## [Input rows]

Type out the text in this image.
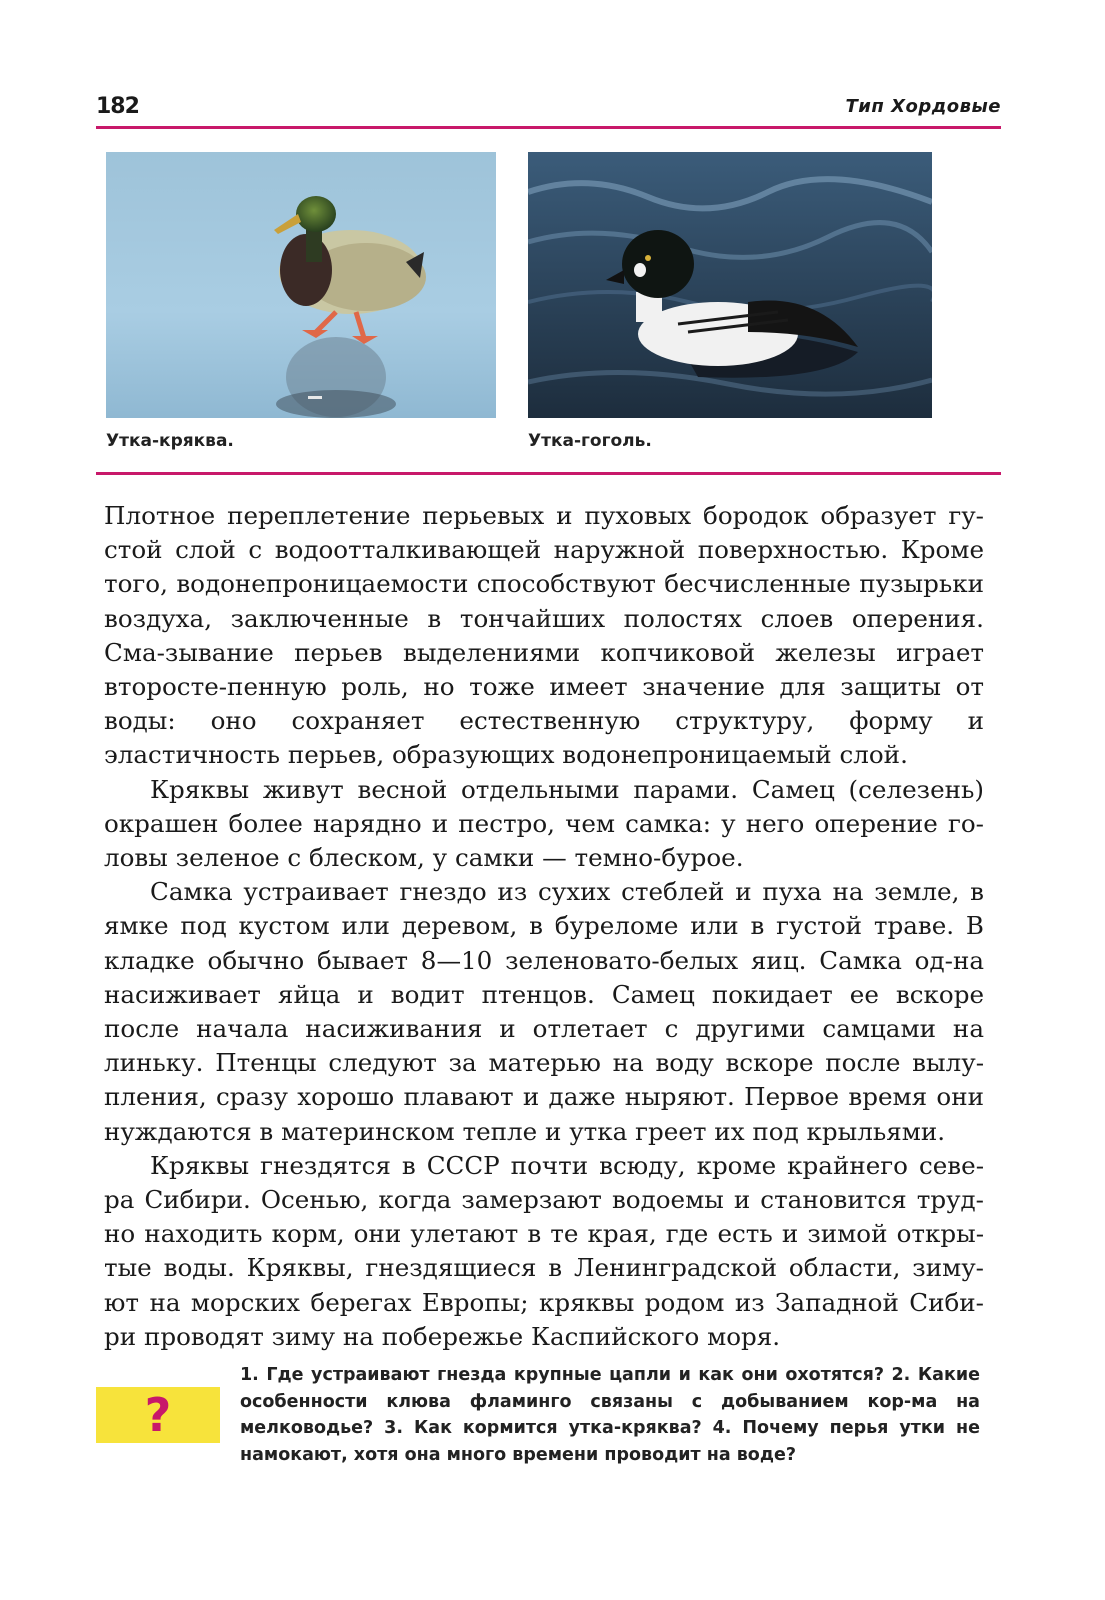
182	Тип Хордовые
Утка-кряква.	Утка-гоголь.

Плотное переплетение перьевых и пуховых бородок образует гу-стой слой с водоотталкивающей наружной поверхностью. Кроме того, водонепроницаемости способствуют бесчисленные пузырьки воздуха, заключенные в тончайших полостях слоев оперения. Сма-зывание перьев выделениями копчиковой железы играет второсте-пенную роль, но тоже имеет значение для защиты от воды: оно сохраняет естественную структуру, форму и эластичность перьев, образующих водонепроницаемый слой.

Кряквы живут весной отдельными парами. Самец (селезень) окрашен более нарядно и пестро, чем самка: у него оперение го-ловы зеленое с блеском, у самки — темно-бурое.

Самка устраивает гнездо из сухих стеблей и пуха на земле, в ямке под кустом или деревом, в буреломе или в густой траве. В кладке обычно бывает 8—10 зеленовато-белых яиц. Самка од-на насиживает яйца и водит птенцов. Самец покидает ее вскоре после начала насиживания и отлетает с другими самцами на линьку. Птенцы следуют за матерью на воду вскоре после вылу-пления, сразу хорошо плавают и даже ныряют. Первое время они нуждаются в материнском тепле и утка греет их под крыльями.

Кряквы гнездятся в СССР почти всюду, кроме крайнего севе-ра Сибири. Осенью, когда замерзают водоемы и становится труд-но находить корм, они улетают в те края, где есть и зимой откры-тые воды. Кряквы, гнездящиеся в Ленинградской области, зиму-ют на морских берегах Европы; кряквы родом из Западной Сиби-ри проводят зиму на побережье Каспийского моря.

?
1. Где устраивают гнезда крупные цапли и как они охотятся? 2. Какие особенности клюва фламинго связаны с добыванием кор-ма на мелководье? 3. Как кормится утка-кряква? 4. Почему перья утки не намокают, хотя она много времени проводит на воде?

## [Problem]
Transcribe all entries above exactly. Drop the pictures.

## [Result below]
Type out the text in this image.
182	Тип Хордовые
Утка-кряква.	Утка-гоголь.

Плотное переплетение перьевых и пуховых бородок образует гу-стой слой с водоотталкивающей наружной поверхностью. Кроме того, водонепроницаемости способствуют бесчисленные пузырьки воздуха, заключенные в тончайших полостях слоев оперения. Сма-зывание перьев выделениями копчиковой железы играет второсте-пенную роль, но тоже имеет значение для защиты от воды: оно сохраняет естественную структуру, форму и эластичность перьев, образующих водонепроницаемый слой.

Кряквы живут весной отдельными парами. Самец (селезень) окрашен более нарядно и пестро, чем самка: у него оперение го-ловы зеленое с блеском, у самки — темно-бурое.

Самка устраивает гнездо из сухих стеблей и пуха на земле, в ямке под кустом или деревом, в буреломе или в густой траве. В кладке обычно бывает 8—10 зеленовато-белых яиц. Самка од-на насиживает яйца и водит птенцов. Самец покидает ее вскоре после начала насиживания и отлетает с другими самцами на линьку. Птенцы следуют за матерью на воду вскоре после вылу-пления, сразу хорошо плавают и даже ныряют. Первое время они нуждаются в материнском тепле и утка греет их под крыльями.

Кряквы гнездятся в СССР почти всюду, кроме крайнего севе-ра Сибири. Осенью, когда замерзают водоемы и становится труд-но находить корм, они улетают в те края, где есть и зимой откры-тые воды. Кряквы, гнездящиеся в Ленинградской области, зиму-ют на морских берегах Европы; кряквы родом из Западной Сиби-ри проводят зиму на побережье Каспийского моря.

?
1. Где устраивают гнезда крупные цапли и как они охотятся? 2. Какие особенности клюва фламинго связаны с добыванием кор-ма на мелководье? 3. Как кормится утка-кряква? 4. Почему перья утки не намокают, хотя она много времени проводит на воде?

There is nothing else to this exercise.